(Spatial layout entries)
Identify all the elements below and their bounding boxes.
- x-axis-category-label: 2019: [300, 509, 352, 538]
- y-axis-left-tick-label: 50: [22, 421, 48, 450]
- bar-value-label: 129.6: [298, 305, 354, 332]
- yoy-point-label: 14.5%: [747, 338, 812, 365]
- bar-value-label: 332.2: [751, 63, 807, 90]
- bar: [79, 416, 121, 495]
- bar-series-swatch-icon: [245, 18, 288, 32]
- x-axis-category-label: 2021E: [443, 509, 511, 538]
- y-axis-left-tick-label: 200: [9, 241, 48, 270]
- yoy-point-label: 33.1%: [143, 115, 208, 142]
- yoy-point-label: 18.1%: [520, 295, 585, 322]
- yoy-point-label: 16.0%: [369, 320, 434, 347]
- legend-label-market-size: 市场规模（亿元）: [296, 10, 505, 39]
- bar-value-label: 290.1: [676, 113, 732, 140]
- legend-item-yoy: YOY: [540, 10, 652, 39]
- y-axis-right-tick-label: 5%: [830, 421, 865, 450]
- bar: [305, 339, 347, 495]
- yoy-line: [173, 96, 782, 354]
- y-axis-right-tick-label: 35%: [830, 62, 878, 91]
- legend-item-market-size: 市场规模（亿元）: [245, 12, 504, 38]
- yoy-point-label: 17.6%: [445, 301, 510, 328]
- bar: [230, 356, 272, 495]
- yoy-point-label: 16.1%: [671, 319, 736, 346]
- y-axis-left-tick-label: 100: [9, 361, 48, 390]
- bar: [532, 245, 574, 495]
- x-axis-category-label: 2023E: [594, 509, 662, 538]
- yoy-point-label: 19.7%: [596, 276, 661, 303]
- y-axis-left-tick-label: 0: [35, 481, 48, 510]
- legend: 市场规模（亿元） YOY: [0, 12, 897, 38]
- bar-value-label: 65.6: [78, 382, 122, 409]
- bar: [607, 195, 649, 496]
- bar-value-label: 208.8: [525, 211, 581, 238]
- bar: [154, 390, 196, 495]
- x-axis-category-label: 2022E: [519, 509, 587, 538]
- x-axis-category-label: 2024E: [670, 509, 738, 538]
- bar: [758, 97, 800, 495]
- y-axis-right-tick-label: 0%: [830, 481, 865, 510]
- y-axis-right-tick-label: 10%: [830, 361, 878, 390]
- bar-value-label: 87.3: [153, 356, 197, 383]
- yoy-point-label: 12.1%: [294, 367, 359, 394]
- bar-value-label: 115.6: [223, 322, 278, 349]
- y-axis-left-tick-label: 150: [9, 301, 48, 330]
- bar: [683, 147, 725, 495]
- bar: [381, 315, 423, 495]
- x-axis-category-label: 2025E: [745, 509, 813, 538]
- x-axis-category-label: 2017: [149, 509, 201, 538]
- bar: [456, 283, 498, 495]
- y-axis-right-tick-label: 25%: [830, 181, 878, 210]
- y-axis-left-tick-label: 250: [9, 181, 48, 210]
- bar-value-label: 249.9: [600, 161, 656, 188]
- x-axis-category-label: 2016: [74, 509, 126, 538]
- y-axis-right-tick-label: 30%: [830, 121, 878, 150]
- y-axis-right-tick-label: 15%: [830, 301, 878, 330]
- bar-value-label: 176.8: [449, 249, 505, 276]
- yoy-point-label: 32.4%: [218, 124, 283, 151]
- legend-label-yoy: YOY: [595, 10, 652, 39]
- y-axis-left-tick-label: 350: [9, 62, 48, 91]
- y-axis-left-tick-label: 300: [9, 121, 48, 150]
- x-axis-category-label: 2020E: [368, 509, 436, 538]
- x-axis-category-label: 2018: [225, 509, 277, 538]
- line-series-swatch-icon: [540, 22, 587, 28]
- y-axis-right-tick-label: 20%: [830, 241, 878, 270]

» **What is needed**
Edit the items from the first line through the line holding "- bar-value-label: 65.6: [78, 382, 122, 409]", inclusive, changing "yoy-point-label" to "growth-rate-label" throughout and keeping everything else the same.

» **Exercise output**
Identify all the elements below and their bounding boxes.
- x-axis-category-label: 2019: [300, 509, 352, 538]
- y-axis-left-tick-label: 50: [22, 421, 48, 450]
- bar-value-label: 129.6: [298, 305, 354, 332]
- growth-rate-label: 14.5%: [747, 338, 812, 365]
- bar-value-label: 332.2: [751, 63, 807, 90]
- bar: [79, 416, 121, 495]
- bar-series-swatch-icon: [245, 18, 288, 32]
- x-axis-category-label: 2021E: [443, 509, 511, 538]
- y-axis-left-tick-label: 200: [9, 241, 48, 270]
- growth-rate-label: 33.1%: [143, 115, 208, 142]
- growth-rate-label: 18.1%: [520, 295, 585, 322]
- growth-rate-label: 16.0%: [369, 320, 434, 347]
- legend-label-market-size: 市场规模（亿元）: [296, 10, 505, 39]
- bar-value-label: 290.1: [676, 113, 732, 140]
- legend-item-yoy: YOY: [540, 10, 652, 39]
- y-axis-right-tick-label: 5%: [830, 421, 865, 450]
- bar: [305, 339, 347, 495]
- yoy-line: [173, 96, 782, 354]
- y-axis-right-tick-label: 35%: [830, 62, 878, 91]
- legend-item-market-size: 市场规模（亿元）: [245, 12, 504, 38]
- growth-rate-label: 17.6%: [445, 301, 510, 328]
- bar: [230, 356, 272, 495]
- growth-rate-label: 16.1%: [671, 319, 736, 346]
- y-axis-left-tick-label: 100: [9, 361, 48, 390]
- bar: [532, 245, 574, 495]
- x-axis-category-label: 2023E: [594, 509, 662, 538]
- growth-rate-label: 19.7%: [596, 276, 661, 303]
- y-axis-left-tick-label: 0: [35, 481, 48, 510]
- legend: 市场规模（亿元） YOY: [0, 12, 897, 38]
- bar-value-label: 65.6: [78, 382, 122, 409]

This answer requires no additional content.